(Description of the task):
All of the lines below are to be transcribed faithfully, with pictures excluded from the copy.

:: Available records ::

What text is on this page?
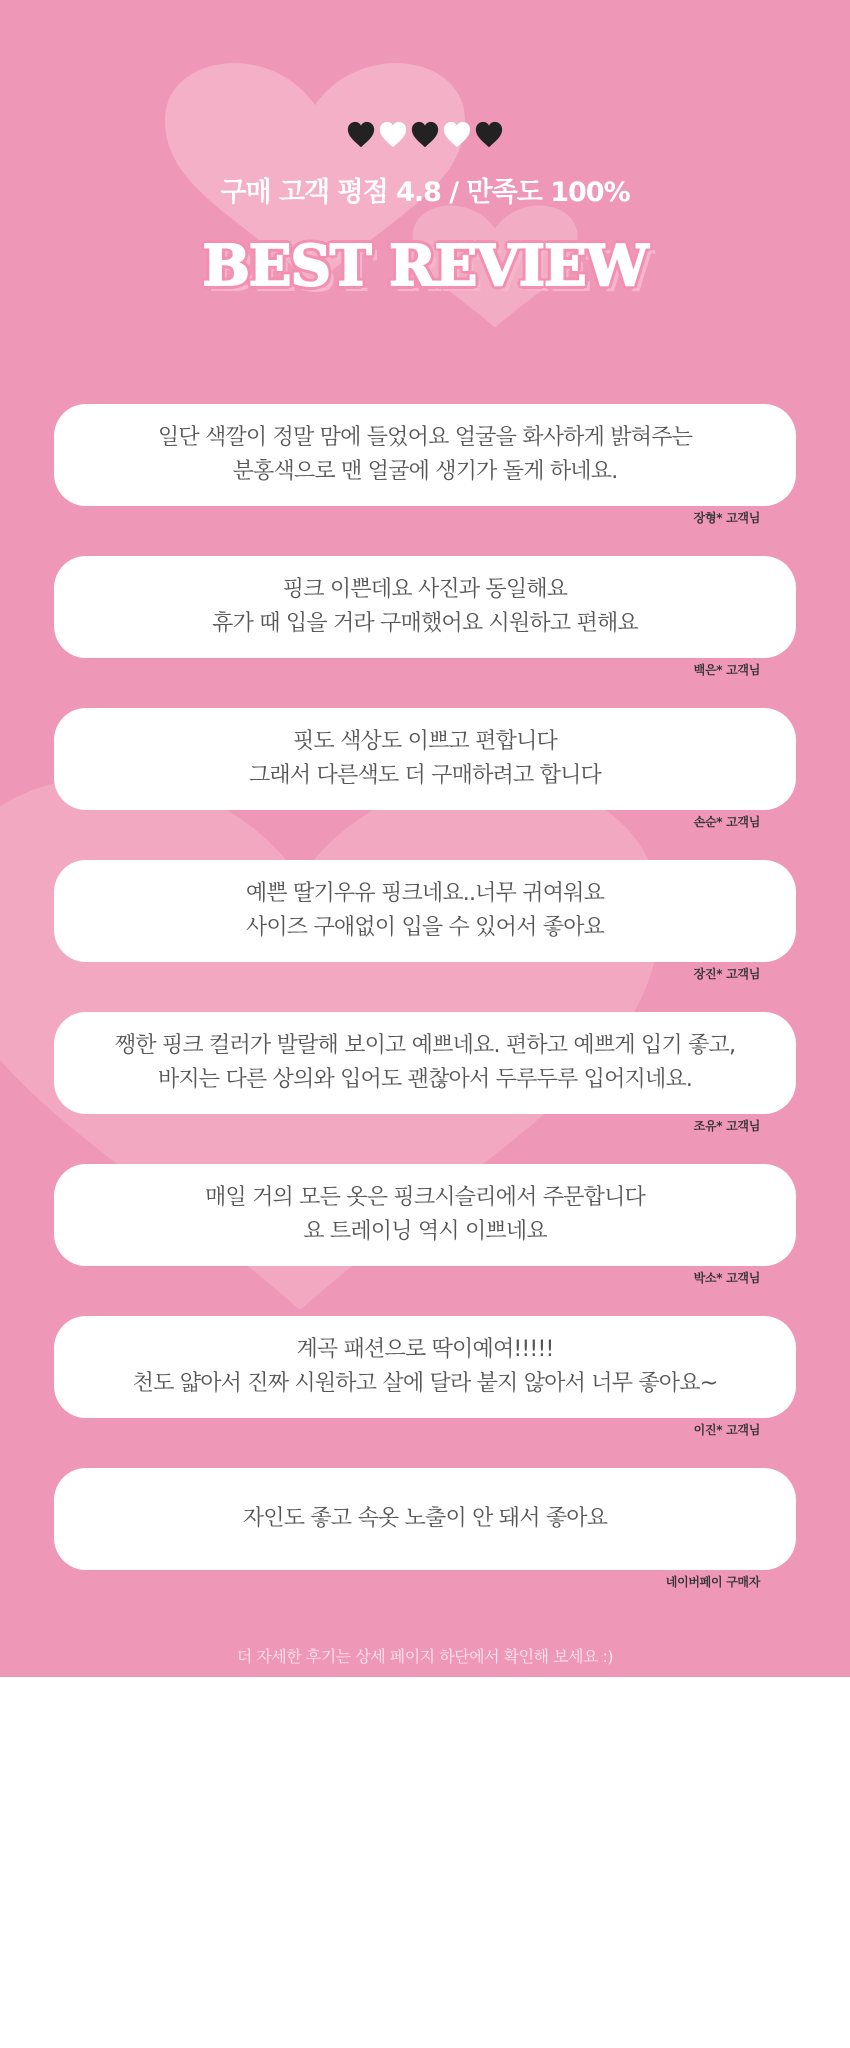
구매 고객 평점 4.8 / 만족도 100%
BEST REVIEW
일단 색깔이 정말 맘에 들었어요 얼굴을 화사하게 밝혀주는
분홍색으로 맨 얼굴에 생기가 돌게 하네요.
장형* 고객님
핑크 이쁜데요 사진과 동일해요
휴가 때 입을 거라 구매했어요 시원하고 편해요
백은* 고객님
핏도 색상도 이쁘고 편합니다
그래서 다른색도 더 구매하려고 합니다
손순* 고객님
예쁜 딸기우유 핑크네요..너무 귀여워요
사이즈 구애없이 입을 수 있어서 좋아요
장진* 고객님
쨍한 핑크 컬러가 발랄해 보이고 예쁘네요. 편하고 예쁘게 입기 좋고,
바지는 다른 상의와 입어도 괜찮아서 두루두루 입어지네요.
조유* 고객님
매일 거의 모든 옷은 핑크시슬리에서 주문합니다
요 트레이닝 역시 이쁘네요
박소* 고객님
계곡 패션으로 딱이예여!!!!!
천도 얇아서 진짜 시원하고 살에 달라 붙지 않아서 너무 좋아요~
이진* 고객님
자인도 좋고 속옷 노출이 안 돼서 좋아요
네이버페이 구매자
더 자세한 후기는 상세 페이지 하단에서 확인해 보세요 :)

:::

(Result):
What text is on this page?
구매 고객 평점 4.8 / 만족도 100%
BEST REVIEW
일단 색깔이 정말 맘에 들었어요 얼굴을 화사하게 밝혀주는
분홍색으로 맨 얼굴에 생기가 돌게 하네요.
장형* 고객님
핑크 이쁜데요 사진과 동일해요
휴가 때 입을 거라 구매했어요 시원하고 편해요
백은* 고객님
핏도 색상도 이쁘고 편합니다
그래서 다른색도 더 구매하려고 합니다
손순* 고객님
예쁜 딸기우유 핑크네요..너무 귀여워요
사이즈 구애없이 입을 수 있어서 좋아요
장진* 고객님
쨍한 핑크 컬러가 발랄해 보이고 예쁘네요. 편하고 예쁘게 입기 좋고,
바지는 다른 상의와 입어도 괜찮아서 두루두루 입어지네요.
조유* 고객님
매일 거의 모든 옷은 핑크시슬리에서 주문합니다
요 트레이닝 역시 이쁘네요
박소* 고객님
계곡 패션으로 딱이예여!!!!!
천도 얇아서 진짜 시원하고 살에 달라 붙지 않아서 너무 좋아요~
이진* 고객님
자인도 좋고 속옷 노출이 안 돼서 좋아요
네이버페이 구매자
더 자세한 후기는 상세 페이지 하단에서 확인해 보세요 :)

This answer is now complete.